[Stored records]

----

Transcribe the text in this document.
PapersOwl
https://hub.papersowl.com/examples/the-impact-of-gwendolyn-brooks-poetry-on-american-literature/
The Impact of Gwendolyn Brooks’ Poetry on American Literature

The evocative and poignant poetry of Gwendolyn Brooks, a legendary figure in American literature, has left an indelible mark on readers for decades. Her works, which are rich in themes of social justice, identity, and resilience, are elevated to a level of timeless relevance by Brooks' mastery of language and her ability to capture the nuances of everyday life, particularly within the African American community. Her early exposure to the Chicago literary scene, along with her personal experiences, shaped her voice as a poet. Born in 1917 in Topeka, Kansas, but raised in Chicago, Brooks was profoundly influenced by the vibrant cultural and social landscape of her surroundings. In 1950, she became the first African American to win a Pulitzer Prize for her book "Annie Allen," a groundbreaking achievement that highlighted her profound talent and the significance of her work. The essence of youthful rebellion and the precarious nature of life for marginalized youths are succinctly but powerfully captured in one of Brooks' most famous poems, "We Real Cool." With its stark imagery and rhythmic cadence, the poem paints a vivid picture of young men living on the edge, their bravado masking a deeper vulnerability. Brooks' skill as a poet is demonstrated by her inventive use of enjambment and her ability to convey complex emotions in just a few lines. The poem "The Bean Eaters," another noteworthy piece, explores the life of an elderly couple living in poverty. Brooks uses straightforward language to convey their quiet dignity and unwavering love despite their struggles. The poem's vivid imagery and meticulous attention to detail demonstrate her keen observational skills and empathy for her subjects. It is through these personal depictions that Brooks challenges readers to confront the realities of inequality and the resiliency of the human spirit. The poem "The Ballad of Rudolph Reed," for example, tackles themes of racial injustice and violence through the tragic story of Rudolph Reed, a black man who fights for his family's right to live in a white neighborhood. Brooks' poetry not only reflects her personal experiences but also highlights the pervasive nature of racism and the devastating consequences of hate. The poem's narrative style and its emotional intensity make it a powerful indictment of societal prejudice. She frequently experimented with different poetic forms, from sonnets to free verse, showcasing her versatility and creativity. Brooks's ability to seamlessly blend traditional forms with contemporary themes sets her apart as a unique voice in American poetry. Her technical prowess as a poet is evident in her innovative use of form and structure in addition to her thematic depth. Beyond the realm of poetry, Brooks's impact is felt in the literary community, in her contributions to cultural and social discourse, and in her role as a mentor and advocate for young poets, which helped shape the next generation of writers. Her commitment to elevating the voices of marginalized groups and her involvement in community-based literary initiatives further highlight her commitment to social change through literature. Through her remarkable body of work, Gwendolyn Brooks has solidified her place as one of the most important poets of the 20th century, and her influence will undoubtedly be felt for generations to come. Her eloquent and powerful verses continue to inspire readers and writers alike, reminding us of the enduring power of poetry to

----

● SHORT EXERCISE:
Each entry is to be returned in full, character for character.

● EXERCISE RESPONSE:
Transcribe the text in this document.
PapersOwl
https://hub.papersowl.com/examples/the-impact-of-gwendolyn-brooks-poetry-on-american-literature/
The Impact of Gwendolyn Brooks’ Poetry on American Literature

The evocative and poignant poetry of Gwendolyn Brooks, a legendary figure in American literature, has left an indelible mark on readers for decades. Her works, which are rich in themes of social justice, identity, and resilience, are elevated to a level of timeless relevance by Brooks' mastery of language and her ability to capture the nuances of everyday life, particularly within the African American community. Her early exposure to the Chicago literary scene, along with her personal experiences, shaped her voice as a poet. Born in 1917 in Topeka, Kansas, but raised in Chicago, Brooks was profoundly influenced by the vibrant cultural and social landscape of her surroundings. In 1950, she became the first African American to win a Pulitzer Prize for her book "Annie Allen," a groundbreaking achievement that highlighted her profound talent and the significance of her work. The essence of youthful rebellion and the precarious nature of life for marginalized youths are succinctly but powerfully captured in one of Brooks' most famous poems, "We Real Cool." With its stark imagery and rhythmic cadence, the poem paints a vivid picture of young men living on the edge, their bravado masking a deeper vulnerability. Brooks' skill as a poet is demonstrated by her inventive use of enjambment and her ability to convey complex emotions in just a few lines. The poem "The Bean Eaters," another noteworthy piece, explores the life of an elderly couple living in poverty. Brooks uses straightforward language to convey their quiet dignity and unwavering love despite their struggles. The poem's vivid imagery and meticulous attention to detail demonstrate her keen observational skills and empathy for her subjects. It is through these personal depictions that Brooks challenges readers to confront the realities of inequality and the resiliency of the human spirit. The poem "The Ballad of Rudolph Reed," for example, tackles themes of racial injustice and violence through the tragic story of Rudolph Reed, a black man who fights for his family's right to live in a white neighborhood. Brooks' poetry not only reflects her personal experiences but also highlights the pervasive nature of racism and the devastating consequences of hate. The poem's narrative style and its emotional intensity make it a powerful indictment of societal prejudice. She frequently experimented with different poetic forms, from sonnets to free verse, showcasing her versatility and creativity. Brooks's ability to seamlessly blend traditional forms with contemporary themes sets her apart as a unique voice in American poetry. Her technical prowess as a poet is evident in her innovative use of form and structure in addition to her thematic depth. Beyond the realm of poetry, Brooks's impact is felt in the literary community, in her contributions to cultural and social discourse, and in her role as a mentor and advocate for young poets, which helped shape the next generation of writers. Her commitment to elevating the voices of marginalized groups and her involvement in community-based literary initiatives further highlight her commitment to social change through literature. Through her remarkable body of work, Gwendolyn Brooks has solidified her place as one of the most important poets of the 20th century, and her influence will undoubtedly be felt for generations to come. Her eloquent and powerful verses continue to inspire readers and writers alike, reminding us of the enduring power of poetry to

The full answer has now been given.